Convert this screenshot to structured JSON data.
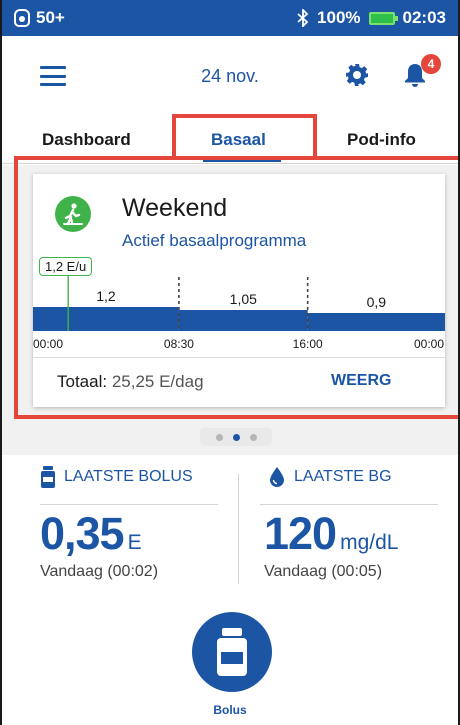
{
  "status_bar": {
    "pod_units": "50+",
    "battery_percent": "100%",
    "time": "02:03",
    "icons": [
      "pod-icon",
      "bluetooth-icon",
      "battery-icon"
    ],
    "battery_color": "#2ec04a"
  },
  "header": {
    "date": "24 nov.",
    "notification_count": "4",
    "icons": [
      "menu-icon",
      "gear-icon",
      "bell-icon"
    ]
  },
  "tabs": [
    {
      "label": "Dashboard",
      "active": false
    },
    {
      "label": "Basaal",
      "active": true
    },
    {
      "label": "Pod-info",
      "active": false
    }
  ],
  "basal_card": {
    "program_name": "Weekend",
    "program_status": "Actief basaalprogramma",
    "current_rate": "1,2 E/u",
    "icon": "walking-person-icon",
    "chart_data": {
      "type": "area",
      "segments": [
        {
          "start": "00:00",
          "end": "08:30",
          "rate": 1.2,
          "label": "1,2"
        },
        {
          "start": "08:30",
          "end": "16:00",
          "rate": 1.05,
          "label": "1,05"
        },
        {
          "start": "16:00",
          "end": "00:00",
          "rate": 0.9,
          "label": "0,9"
        }
      ],
      "x_ticks": [
        "00:00",
        "08:30",
        "16:00",
        "00:00"
      ],
      "current_time": "02:03"
    },
    "total_label": "Totaal:",
    "total_value": "25,25 E/dag",
    "view_label": "WEERG"
  },
  "pager": {
    "count": 3,
    "active_index": 1
  },
  "last_bolus": {
    "title": "LAATSTE BOLUS",
    "value": "0,35",
    "unit": "E",
    "timestamp": "Vandaag (00:02)",
    "icon": "insulin-vial-icon"
  },
  "last_bg": {
    "title": "LAATSTE BG",
    "value": "120",
    "unit": "mg/dL",
    "timestamp": "Vandaag (00:05)",
    "icon": "blood-drop-icon"
  },
  "bolus_button": {
    "label": "Bolus",
    "icon": "insulin-vial-icon"
  },
  "colors": {
    "primary_blue": "#1d55a5",
    "highlight_red": "#e4463c",
    "program_green": "#3fb34a"
  }
}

******

Set down all the data again exactly as above, pictures excluded.

Convert this screenshot to structured JSON data.
{
  "status_bar": {
    "pod_units": "50+",
    "battery_percent": "100%",
    "time": "02:03",
    "icons": [
      "pod-icon",
      "bluetooth-icon",
      "battery-icon"
    ],
    "battery_color": "#2ec04a"
  },
  "header": {
    "date": "24 nov.",
    "notification_count": "4",
    "icons": [
      "menu-icon",
      "gear-icon",
      "bell-icon"
    ]
  },
  "tabs": [
    {
      "label": "Dashboard",
      "active": false
    },
    {
      "label": "Basaal",
      "active": true
    },
    {
      "label": "Pod-info",
      "active": false
    }
  ],
  "basal_card": {
    "program_name": "Weekend",
    "program_status": "Actief basaalprogramma",
    "current_rate": "1,2 E/u",
    "icon": "walking-person-icon",
    "chart_data": {
      "type": "area",
      "segments": [
        {
          "start": "00:00",
          "end": "08:30",
          "rate": 1.2,
          "label": "1,2"
        },
        {
          "start": "08:30",
          "end": "16:00",
          "rate": 1.05,
          "label": "1,05"
        },
        {
          "start": "16:00",
          "end": "00:00",
          "rate": 0.9,
          "label": "0,9"
        }
      ],
      "x_ticks": [
        "00:00",
        "08:30",
        "16:00",
        "00:00"
      ],
      "current_time": "02:03"
    },
    "total_label": "Totaal:",
    "total_value": "25,25 E/dag",
    "view_label": "WEERG"
  },
  "pager": {
    "count": 3,
    "active_index": 1
  },
  "last_bolus": {
    "title": "LAATSTE BOLUS",
    "value": "0,35",
    "unit": "E",
    "timestamp": "Vandaag (00:02)",
    "icon": "insulin-vial-icon"
  },
  "last_bg": {
    "title": "LAATSTE BG",
    "value": "120",
    "unit": "mg/dL",
    "timestamp": "Vandaag (00:05)",
    "icon": "blood-drop-icon"
  },
  "bolus_button": {
    "label": "Bolus",
    "icon": "insulin-vial-icon"
  },
  "colors": {
    "primary_blue": "#1d55a5",
    "highlight_red": "#e4463c",
    "program_green": "#3fb34a"
  }
}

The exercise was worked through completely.